§ Directions:
Reproduce each line bearing the word "color".

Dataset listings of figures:

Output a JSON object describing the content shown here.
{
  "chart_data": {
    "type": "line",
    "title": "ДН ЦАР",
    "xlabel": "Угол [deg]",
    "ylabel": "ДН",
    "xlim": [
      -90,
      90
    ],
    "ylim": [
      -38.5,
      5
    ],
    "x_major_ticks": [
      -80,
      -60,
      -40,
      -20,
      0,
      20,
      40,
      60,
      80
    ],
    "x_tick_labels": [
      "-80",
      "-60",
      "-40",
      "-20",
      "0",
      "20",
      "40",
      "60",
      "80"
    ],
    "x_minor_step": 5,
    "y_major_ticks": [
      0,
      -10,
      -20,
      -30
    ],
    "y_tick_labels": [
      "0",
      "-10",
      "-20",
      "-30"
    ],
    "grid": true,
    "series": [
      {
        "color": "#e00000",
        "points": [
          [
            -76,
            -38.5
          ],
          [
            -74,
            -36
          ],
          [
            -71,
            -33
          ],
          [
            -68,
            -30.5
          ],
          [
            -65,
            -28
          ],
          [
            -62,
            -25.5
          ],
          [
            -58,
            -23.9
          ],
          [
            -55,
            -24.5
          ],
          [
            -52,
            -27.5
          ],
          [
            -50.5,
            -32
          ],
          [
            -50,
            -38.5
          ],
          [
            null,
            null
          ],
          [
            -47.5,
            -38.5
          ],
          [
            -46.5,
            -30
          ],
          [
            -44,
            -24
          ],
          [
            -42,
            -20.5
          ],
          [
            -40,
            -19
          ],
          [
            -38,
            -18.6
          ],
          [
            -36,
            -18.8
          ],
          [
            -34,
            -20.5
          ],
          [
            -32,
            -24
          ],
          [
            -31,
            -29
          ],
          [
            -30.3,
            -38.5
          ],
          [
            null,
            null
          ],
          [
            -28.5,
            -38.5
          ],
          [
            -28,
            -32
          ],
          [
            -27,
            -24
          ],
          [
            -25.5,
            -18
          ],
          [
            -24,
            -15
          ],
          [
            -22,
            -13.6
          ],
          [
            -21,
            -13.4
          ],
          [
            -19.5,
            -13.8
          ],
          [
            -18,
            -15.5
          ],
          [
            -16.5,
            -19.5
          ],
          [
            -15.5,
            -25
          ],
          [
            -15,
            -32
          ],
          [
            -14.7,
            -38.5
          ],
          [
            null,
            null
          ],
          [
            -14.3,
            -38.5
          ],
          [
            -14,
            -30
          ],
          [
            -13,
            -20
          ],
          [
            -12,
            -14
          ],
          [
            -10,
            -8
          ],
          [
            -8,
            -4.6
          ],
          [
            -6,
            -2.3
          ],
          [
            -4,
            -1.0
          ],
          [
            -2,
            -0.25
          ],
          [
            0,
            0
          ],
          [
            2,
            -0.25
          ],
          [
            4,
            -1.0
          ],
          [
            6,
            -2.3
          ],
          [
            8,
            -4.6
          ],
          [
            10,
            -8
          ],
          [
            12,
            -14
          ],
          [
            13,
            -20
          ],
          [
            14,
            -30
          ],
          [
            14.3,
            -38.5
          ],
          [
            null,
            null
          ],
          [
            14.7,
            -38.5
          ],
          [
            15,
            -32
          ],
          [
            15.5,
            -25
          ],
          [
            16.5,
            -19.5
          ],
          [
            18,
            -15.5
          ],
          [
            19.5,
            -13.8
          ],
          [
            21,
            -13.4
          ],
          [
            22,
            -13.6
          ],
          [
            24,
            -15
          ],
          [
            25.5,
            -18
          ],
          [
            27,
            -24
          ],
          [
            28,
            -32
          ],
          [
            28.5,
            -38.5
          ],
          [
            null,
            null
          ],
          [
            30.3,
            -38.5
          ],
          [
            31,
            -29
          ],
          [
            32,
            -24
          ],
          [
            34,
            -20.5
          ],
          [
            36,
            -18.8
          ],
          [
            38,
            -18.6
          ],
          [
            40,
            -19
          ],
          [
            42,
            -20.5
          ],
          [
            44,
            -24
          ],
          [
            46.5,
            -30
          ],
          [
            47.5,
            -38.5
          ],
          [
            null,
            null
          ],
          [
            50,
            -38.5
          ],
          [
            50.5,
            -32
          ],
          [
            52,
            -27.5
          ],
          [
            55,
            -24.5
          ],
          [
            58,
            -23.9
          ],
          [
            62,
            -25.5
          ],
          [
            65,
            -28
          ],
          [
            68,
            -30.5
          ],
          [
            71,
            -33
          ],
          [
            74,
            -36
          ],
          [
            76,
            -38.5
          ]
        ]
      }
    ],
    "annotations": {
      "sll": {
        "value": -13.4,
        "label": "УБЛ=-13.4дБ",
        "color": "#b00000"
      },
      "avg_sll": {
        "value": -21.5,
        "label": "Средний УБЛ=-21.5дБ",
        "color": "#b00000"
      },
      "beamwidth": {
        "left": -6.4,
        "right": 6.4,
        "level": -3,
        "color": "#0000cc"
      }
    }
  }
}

§ Expected answer:
        "color": "#e00000",
        "color": "#b00000"
        "color": "#b00000"
        "color": "#0000cc"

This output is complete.